Please write out the complete listing that follows, exactly as it reads.

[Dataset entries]
## START
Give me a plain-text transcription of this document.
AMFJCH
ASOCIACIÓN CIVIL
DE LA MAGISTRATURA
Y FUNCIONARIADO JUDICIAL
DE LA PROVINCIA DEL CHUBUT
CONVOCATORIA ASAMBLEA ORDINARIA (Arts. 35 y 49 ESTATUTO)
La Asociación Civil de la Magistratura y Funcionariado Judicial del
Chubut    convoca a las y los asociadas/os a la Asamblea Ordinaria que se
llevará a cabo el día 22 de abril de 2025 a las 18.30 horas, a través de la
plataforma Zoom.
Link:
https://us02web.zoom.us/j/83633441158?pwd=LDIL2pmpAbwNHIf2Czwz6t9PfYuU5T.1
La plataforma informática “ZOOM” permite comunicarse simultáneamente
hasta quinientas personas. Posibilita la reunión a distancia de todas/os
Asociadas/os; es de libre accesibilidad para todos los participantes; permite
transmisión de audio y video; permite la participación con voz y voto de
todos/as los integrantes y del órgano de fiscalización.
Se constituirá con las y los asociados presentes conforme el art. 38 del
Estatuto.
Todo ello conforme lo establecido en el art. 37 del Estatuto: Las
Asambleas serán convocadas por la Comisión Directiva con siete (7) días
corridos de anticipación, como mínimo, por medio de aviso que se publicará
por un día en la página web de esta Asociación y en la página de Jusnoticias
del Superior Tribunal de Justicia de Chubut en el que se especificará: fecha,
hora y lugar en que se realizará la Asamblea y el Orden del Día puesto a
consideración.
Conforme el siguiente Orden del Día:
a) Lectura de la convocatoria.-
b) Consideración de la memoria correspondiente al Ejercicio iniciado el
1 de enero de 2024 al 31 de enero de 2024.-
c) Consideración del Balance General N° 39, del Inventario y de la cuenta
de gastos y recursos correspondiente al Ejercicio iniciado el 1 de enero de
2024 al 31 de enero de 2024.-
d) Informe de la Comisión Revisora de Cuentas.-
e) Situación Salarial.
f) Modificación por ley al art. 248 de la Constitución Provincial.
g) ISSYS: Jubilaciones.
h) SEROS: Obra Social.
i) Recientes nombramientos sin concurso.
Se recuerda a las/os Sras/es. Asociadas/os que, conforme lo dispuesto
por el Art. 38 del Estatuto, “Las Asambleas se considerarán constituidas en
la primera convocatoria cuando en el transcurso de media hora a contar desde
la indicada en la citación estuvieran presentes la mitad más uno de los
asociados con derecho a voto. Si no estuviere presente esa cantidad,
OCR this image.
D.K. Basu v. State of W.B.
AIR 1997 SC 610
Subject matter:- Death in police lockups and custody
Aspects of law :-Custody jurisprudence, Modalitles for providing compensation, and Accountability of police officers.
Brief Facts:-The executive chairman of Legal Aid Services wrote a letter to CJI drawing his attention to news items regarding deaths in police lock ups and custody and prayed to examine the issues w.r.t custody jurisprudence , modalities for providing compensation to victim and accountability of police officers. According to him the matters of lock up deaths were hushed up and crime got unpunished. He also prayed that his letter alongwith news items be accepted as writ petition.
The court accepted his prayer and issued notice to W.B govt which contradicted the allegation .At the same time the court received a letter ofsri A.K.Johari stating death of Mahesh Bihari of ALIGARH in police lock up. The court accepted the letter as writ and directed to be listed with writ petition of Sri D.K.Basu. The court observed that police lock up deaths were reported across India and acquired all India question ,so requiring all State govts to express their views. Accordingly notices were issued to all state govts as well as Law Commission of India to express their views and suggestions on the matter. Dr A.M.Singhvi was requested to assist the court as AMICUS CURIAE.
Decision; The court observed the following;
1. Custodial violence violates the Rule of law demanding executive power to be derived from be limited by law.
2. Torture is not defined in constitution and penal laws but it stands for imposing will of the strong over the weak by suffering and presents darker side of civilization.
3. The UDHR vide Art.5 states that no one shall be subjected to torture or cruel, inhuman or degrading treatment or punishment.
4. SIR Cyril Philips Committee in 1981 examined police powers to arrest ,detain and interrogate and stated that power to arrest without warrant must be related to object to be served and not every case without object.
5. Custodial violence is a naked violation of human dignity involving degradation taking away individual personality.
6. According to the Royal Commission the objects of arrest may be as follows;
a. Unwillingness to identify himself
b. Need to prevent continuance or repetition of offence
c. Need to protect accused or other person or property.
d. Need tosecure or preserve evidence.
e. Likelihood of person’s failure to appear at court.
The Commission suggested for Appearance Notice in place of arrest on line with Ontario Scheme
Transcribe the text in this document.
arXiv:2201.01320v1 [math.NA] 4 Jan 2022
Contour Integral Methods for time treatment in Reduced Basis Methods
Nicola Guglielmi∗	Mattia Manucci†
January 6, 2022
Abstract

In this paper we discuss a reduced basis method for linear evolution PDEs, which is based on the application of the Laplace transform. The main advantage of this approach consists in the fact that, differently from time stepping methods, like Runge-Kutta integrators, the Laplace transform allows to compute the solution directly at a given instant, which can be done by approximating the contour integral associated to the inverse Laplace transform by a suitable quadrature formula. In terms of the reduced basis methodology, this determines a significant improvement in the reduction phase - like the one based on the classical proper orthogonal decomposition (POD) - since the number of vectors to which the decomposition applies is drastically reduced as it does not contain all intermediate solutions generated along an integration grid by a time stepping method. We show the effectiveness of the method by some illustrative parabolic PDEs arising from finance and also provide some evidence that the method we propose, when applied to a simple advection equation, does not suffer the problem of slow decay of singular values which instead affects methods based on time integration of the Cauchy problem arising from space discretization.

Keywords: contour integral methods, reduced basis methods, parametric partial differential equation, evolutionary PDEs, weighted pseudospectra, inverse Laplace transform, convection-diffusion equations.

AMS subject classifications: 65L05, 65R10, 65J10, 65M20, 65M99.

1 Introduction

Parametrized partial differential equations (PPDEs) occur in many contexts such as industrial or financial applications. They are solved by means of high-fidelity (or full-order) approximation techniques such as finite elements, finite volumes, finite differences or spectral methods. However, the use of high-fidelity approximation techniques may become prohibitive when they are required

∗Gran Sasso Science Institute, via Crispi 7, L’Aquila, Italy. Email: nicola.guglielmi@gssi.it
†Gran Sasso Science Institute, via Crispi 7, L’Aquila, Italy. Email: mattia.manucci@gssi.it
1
## END
WRITTEN SOLUTION »
Give me a plain-text transcription of this document.
AMFJCH
ASOCIACIÓN CIVIL
DE LA MAGISTRATURA
Y FUNCIONARIADO JUDICIAL
DE LA PROVINCIA DEL CHUBUT
CONVOCATORIA ASAMBLEA ORDINARIA (Arts. 35 y 49 ESTATUTO)
La Asociación Civil de la Magistratura y Funcionariado Judicial del
Chubut    convoca a las y los asociadas/os a la Asamblea Ordinaria que se
llevará a cabo el día 22 de abril de 2025 a las 18.30 horas, a través de la
plataforma Zoom.
Link:
https://us02web.zoom.us/j/83633441158?pwd=LDIL2pmpAbwNHIf2Czwz6t9PfYuU5T.1
La plataforma informática “ZOOM” permite comunicarse simultáneamente
hasta quinientas personas. Posibilita la reunión a distancia de todas/os
Asociadas/os; es de libre accesibilidad para todos los participantes; permite
transmisión de audio y video; permite la participación con voz y voto de
todos/as los integrantes y del órgano de fiscalización.
Se constituirá con las y los asociados presentes conforme el art. 38 del
Estatuto.
Todo ello conforme lo establecido en el art. 37 del Estatuto: Las
Asambleas serán convocadas por la Comisión Directiva con siete (7) días
corridos de anticipación, como mínimo, por medio de aviso que se publicará
por un día en la página web de esta Asociación y en la página de Jusnoticias
del Superior Tribunal de Justicia de Chubut en el que se especificará: fecha,
hora y lugar en que se realizará la Asamblea y el Orden del Día puesto a
consideración.
Conforme el siguiente Orden del Día:
a) Lectura de la convocatoria.-
b) Consideración de la memoria correspondiente al Ejercicio iniciado el
1 de enero de 2024 al 31 de enero de 2024.-
c) Consideración del Balance General N° 39, del Inventario y de la cuenta
de gastos y recursos correspondiente al Ejercicio iniciado el 1 de enero de
2024 al 31 de enero de 2024.-
d) Informe de la Comisión Revisora de Cuentas.-
e) Situación Salarial.
f) Modificación por ley al art. 248 de la Constitución Provincial.
g) ISSYS: Jubilaciones.
h) SEROS: Obra Social.
i) Recientes nombramientos sin concurso.
Se recuerda a las/os Sras/es. Asociadas/os que, conforme lo dispuesto
por el Art. 38 del Estatuto, “Las Asambleas se considerarán constituidas en
la primera convocatoria cuando en el transcurso de media hora a contar desde
la indicada en la citación estuvieran presentes la mitad más uno de los
asociados con derecho a voto. Si no estuviere presente esa cantidad,
OCR this image.
D.K. Basu v. State of W.B.
AIR 1997 SC 610
Subject matter:- Death in police lockups and custody
Aspects of law :-Custody jurisprudence, Modalitles for providing compensation, and Accountability of police officers.
Brief Facts:-The executive chairman of Legal Aid Services wrote a letter to CJI drawing his attention to news items regarding deaths in police lock ups and custody and prayed to examine the issues w.r.t custody jurisprudence , modalities for providing compensation to victim and accountability of police officers. According to him the matters of lock up deaths were hushed up and crime got unpunished. He also prayed that his letter alongwith news items be accepted as writ petition.
The court accepted his prayer and issued notice to W.B govt which contradicted the allegation .At the same time the court received a letter ofsri A.K.Johari stating death of Mahesh Bihari of ALIGARH in police lock up. The court accepted the letter as writ and directed to be listed with writ petition of Sri D.K.Basu. The court observed that police lock up deaths were reported across India and acquired all India question ,so requiring all State govts to express their views. Accordingly notices were issued to all state govts as well as Law Commission of India to express their views and suggestions on the matter. Dr A.M.Singhvi was requested to assist the court as AMICUS CURIAE.
Decision; The court observed the following;
1. Custodial violence violates the Rule of law demanding executive power to be derived from be limited by law.
2. Torture is not defined in constitution and penal laws but it stands for imposing will of the strong over the weak by suffering and presents darker side of civilization.
3. The UDHR vide Art.5 states that no one shall be subjected to torture or cruel, inhuman or degrading treatment or punishment.
4. SIR Cyril Philips Committee in 1981 examined police powers to arrest ,detain and interrogate and stated that power to arrest without warrant must be related to object to be served and not every case without object.
5. Custodial violence is a naked violation of human dignity involving degradation taking away individual personality.
6. According to the Royal Commission the objects of arrest may be as follows;
a. Unwillingness to identify himself
b. Need to prevent continuance or repetition of offence
c. Need to protect accused or other person or property.
d. Need tosecure or preserve evidence.
e. Likelihood of person’s failure to appear at court.
The Commission suggested for Appearance Notice in place of arrest on line with Ontario Scheme
Transcribe the text in this document.
arXiv:2201.01320v1 [math.NA] 4 Jan 2022
Contour Integral Methods for time treatment in Reduced Basis Methods
Nicola Guglielmi∗	Mattia Manucci†
January 6, 2022
Abstract

In this paper we discuss a reduced basis method for linear evolution PDEs, which is based on the application of the Laplace transform. The main advantage of this approach consists in the fact that, differently from time stepping methods, like Runge-Kutta integrators, the Laplace transform allows to compute the solution directly at a given instant, which can be done by approximating the contour integral associated to the inverse Laplace transform by a suitable quadrature formula. In terms of the reduced basis methodology, this determines a significant improvement in the reduction phase - like the one based on the classical proper orthogonal decomposition (POD) - since the number of vectors to which the decomposition applies is drastically reduced as it does not contain all intermediate solutions generated along an integration grid by a time stepping method. We show the effectiveness of the method by some illustrative parabolic PDEs arising from finance and also provide some evidence that the method we propose, when applied to a simple advection equation, does not suffer the problem of slow decay of singular values which instead affects methods based on time integration of the Cauchy problem arising from space discretization.

Keywords: contour integral methods, reduced basis methods, parametric partial differential equation, evolutionary PDEs, weighted pseudospectra, inverse Laplace transform, convection-diffusion equations.

AMS subject classifications: 65L05, 65R10, 65J10, 65M20, 65M99.

1 Introduction

Parametrized partial differential equations (PPDEs) occur in many contexts such as industrial or financial applications. They are solved by means of high-fidelity (or full-order) approximation techniques such as finite elements, finite volumes, finite differences or spectral methods. However, the use of high-fidelity approximation techniques may become prohibitive when they are required

∗Gran Sasso Science Institute, via Crispi 7, L’Aquila, Italy. Email: nicola.guglielmi@gssi.it
†Gran Sasso Science Institute, via Crispi 7, L’Aquila, Italy. Email: mattia.manucci@gssi.it
1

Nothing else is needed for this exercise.